# TU TAREA
En la entrevista sobre las pensiones, ¿qué país de la Unión Europea sigue manteniendo una edad de retiro distinta para mujeres y hombres?

A. L.: ¿De qué forma se ha racionalizado el modelo?

J. C.: Lo que hacemos es intentar reestructurar el cálculo de las pensiones, introducir un modelo más rabiosamente contributivo, tener en cuenta más años, a la hora de calcular la pensión de jubilación y en las últimas reformas se retrasa la edad de jubilación; en el 2011, a 67 años con unas reglas transitorias.

A. L.: ¿La medida aplica igual para hombres y mujeres?

J. C.: Sí, es igual. En Europa consideramos que una distinta edad de jubilación sería discriminatoria, por razón de sexo. Italia ya lo ha dejado, solo Polonia, en la Unión Europea, mantiene la diferencia de edad de retiro de mujeres y hombres.

A. L.: ¿Esta decisión fue tomada en el marco de la crisis económica en Europa?

[Registros almacenados de una colección]

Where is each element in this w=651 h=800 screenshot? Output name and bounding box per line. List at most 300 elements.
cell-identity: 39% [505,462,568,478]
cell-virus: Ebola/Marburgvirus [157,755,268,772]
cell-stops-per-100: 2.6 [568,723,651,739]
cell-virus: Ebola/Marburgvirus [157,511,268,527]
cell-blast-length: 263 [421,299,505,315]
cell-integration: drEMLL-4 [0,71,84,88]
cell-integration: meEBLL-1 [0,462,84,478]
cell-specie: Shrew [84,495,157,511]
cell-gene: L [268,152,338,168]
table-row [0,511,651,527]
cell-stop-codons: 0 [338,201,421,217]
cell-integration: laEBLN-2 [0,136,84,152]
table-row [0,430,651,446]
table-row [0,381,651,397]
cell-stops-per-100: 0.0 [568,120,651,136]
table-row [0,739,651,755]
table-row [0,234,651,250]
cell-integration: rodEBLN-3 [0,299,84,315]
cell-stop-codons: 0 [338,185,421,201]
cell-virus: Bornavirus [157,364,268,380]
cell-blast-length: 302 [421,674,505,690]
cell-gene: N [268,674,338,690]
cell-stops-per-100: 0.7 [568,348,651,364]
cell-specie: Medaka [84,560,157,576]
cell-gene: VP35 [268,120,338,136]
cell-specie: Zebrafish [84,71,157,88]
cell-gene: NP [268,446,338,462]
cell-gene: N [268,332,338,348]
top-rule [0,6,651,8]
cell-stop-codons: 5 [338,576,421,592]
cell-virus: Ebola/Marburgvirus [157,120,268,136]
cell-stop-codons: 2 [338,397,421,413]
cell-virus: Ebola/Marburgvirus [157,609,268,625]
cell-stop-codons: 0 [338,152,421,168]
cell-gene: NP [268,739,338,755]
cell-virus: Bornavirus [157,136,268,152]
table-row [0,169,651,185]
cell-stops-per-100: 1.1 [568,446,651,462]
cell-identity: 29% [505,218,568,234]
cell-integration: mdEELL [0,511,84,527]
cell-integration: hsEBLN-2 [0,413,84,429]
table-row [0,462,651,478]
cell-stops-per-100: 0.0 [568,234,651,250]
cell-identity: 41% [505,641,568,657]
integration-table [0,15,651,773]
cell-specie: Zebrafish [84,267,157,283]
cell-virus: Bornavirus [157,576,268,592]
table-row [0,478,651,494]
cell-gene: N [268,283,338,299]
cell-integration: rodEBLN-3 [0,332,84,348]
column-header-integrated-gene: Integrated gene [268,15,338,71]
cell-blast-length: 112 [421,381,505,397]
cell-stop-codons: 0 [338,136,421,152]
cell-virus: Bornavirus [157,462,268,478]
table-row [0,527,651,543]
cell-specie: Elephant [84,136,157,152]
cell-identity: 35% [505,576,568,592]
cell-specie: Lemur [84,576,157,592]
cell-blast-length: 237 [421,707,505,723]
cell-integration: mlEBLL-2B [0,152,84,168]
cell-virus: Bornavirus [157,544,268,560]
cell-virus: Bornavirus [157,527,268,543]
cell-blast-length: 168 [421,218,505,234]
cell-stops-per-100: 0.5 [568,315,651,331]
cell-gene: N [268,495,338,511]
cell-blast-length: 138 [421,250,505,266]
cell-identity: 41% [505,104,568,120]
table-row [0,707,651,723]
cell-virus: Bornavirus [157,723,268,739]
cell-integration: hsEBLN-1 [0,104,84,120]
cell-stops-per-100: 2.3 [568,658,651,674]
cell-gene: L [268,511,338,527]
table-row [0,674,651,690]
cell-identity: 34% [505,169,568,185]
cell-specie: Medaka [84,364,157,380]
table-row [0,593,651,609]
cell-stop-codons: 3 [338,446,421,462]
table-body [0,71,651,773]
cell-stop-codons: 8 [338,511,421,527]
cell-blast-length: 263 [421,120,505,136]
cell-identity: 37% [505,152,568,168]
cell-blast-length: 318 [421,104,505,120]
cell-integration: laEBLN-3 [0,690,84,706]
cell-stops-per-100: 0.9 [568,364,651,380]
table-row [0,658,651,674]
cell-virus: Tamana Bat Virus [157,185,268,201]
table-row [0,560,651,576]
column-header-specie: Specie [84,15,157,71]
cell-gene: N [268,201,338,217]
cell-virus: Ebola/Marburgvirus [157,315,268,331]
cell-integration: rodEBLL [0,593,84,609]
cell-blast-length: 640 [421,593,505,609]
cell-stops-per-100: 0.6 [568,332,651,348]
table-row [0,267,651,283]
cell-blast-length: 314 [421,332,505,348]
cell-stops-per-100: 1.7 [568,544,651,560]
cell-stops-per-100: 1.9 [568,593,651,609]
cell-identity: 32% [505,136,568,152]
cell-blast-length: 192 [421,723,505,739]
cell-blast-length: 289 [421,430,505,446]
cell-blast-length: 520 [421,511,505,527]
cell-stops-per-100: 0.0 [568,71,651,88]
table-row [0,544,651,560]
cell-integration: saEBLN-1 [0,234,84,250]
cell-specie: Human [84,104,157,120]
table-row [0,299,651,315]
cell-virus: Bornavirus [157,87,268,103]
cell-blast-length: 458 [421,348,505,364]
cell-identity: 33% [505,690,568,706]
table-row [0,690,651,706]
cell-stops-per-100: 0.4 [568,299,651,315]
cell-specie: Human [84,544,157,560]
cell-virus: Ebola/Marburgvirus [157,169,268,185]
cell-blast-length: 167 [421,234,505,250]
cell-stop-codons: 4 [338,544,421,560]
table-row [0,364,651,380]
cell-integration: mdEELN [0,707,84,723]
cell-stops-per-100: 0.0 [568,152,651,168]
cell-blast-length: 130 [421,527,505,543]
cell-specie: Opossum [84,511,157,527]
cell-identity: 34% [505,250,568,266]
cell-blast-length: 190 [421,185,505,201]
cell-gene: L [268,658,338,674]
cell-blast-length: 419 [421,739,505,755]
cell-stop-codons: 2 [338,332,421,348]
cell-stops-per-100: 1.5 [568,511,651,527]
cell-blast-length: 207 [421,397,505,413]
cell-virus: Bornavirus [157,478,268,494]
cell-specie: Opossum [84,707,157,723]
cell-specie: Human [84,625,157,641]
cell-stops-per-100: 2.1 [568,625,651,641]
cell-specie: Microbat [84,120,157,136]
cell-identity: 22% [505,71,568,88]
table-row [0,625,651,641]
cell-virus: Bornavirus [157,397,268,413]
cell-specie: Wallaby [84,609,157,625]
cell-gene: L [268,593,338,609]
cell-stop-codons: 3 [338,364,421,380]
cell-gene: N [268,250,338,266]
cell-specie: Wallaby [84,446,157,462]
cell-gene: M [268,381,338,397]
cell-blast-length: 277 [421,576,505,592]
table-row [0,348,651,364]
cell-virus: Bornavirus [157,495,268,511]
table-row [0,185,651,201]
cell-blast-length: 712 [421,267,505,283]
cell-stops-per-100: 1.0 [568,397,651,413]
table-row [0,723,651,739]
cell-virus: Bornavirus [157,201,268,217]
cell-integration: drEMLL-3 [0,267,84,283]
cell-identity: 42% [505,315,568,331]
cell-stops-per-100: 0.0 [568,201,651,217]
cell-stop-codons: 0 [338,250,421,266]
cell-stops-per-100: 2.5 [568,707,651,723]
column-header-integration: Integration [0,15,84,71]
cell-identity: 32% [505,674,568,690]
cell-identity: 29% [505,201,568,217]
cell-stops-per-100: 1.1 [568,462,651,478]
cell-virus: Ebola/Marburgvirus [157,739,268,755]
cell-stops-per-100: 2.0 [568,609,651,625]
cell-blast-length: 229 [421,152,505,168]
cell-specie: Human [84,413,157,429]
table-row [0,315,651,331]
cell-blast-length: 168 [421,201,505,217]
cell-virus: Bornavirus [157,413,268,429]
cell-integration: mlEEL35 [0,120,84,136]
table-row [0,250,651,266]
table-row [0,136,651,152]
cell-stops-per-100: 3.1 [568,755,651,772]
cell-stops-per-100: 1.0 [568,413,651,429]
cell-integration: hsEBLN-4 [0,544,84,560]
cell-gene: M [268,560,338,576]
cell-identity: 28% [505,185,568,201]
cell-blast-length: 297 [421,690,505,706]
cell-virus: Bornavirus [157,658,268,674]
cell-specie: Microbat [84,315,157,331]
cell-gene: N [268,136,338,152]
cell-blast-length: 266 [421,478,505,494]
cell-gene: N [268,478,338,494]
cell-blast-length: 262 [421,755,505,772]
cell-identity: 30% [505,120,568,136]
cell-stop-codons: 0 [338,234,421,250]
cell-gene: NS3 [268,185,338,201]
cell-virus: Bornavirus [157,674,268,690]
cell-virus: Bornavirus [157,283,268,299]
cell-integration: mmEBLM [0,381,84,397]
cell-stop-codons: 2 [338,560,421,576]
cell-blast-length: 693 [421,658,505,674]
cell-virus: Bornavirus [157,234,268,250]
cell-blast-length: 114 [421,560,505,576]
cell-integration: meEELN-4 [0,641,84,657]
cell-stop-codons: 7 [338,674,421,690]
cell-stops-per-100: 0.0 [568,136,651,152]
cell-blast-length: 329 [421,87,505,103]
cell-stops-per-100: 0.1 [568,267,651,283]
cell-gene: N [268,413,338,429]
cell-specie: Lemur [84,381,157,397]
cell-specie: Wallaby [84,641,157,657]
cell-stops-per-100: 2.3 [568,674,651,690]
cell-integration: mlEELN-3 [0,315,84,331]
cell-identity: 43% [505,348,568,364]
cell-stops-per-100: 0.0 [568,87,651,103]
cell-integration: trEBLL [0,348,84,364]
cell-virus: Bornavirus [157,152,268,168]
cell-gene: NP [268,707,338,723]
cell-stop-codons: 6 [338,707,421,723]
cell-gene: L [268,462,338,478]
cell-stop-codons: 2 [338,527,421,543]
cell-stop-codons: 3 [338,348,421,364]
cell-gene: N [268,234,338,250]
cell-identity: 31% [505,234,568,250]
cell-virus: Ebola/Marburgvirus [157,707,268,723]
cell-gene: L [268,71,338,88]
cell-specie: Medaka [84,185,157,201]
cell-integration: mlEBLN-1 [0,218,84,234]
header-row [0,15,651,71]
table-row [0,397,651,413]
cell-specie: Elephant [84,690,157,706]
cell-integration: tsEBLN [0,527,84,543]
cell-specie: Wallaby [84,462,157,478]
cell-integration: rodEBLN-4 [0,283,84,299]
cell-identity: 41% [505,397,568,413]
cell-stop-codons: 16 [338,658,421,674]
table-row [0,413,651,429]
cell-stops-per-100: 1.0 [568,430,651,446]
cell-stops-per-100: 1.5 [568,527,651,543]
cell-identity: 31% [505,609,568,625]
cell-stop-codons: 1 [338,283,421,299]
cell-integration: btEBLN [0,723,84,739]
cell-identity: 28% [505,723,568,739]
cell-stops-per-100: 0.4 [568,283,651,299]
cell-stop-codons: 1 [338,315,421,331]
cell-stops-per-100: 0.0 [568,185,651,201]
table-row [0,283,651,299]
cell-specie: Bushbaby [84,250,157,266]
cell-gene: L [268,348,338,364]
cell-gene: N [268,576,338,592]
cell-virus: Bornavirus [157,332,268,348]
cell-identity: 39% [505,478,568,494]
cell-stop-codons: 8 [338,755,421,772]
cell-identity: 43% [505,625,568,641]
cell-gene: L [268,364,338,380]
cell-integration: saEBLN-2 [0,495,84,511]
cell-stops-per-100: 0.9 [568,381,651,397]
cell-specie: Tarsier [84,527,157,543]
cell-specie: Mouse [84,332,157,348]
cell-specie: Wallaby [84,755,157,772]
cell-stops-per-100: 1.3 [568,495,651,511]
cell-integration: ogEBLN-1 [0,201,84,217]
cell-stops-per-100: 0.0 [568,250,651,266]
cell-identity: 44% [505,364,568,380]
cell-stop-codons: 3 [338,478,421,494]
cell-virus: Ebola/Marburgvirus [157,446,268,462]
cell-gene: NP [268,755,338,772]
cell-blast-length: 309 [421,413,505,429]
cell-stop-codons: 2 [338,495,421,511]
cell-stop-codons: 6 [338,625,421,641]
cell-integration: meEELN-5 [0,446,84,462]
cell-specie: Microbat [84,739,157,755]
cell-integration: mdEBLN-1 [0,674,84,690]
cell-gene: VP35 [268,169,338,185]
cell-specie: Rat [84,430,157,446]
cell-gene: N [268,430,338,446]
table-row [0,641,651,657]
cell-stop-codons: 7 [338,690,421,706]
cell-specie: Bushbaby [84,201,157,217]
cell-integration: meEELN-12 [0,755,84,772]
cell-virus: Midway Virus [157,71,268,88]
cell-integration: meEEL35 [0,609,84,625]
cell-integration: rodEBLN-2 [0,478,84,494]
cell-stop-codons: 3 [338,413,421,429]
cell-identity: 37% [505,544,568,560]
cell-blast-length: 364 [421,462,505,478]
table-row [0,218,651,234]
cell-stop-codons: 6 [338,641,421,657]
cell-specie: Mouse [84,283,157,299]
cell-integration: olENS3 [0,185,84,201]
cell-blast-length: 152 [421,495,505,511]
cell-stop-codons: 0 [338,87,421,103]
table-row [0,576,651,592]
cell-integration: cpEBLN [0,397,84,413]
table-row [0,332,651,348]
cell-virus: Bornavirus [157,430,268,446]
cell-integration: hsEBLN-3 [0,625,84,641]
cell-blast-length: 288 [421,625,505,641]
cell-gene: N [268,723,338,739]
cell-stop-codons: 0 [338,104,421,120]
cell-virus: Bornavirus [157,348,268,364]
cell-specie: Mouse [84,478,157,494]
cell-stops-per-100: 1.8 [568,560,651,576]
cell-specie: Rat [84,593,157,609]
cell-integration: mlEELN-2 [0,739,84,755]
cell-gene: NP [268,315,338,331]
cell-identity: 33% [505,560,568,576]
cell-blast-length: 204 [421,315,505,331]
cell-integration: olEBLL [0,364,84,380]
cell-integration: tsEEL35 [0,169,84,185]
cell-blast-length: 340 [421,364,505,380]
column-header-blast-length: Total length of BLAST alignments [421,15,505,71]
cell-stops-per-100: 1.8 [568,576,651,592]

# RESPUESTA REDACTADA
Polonia.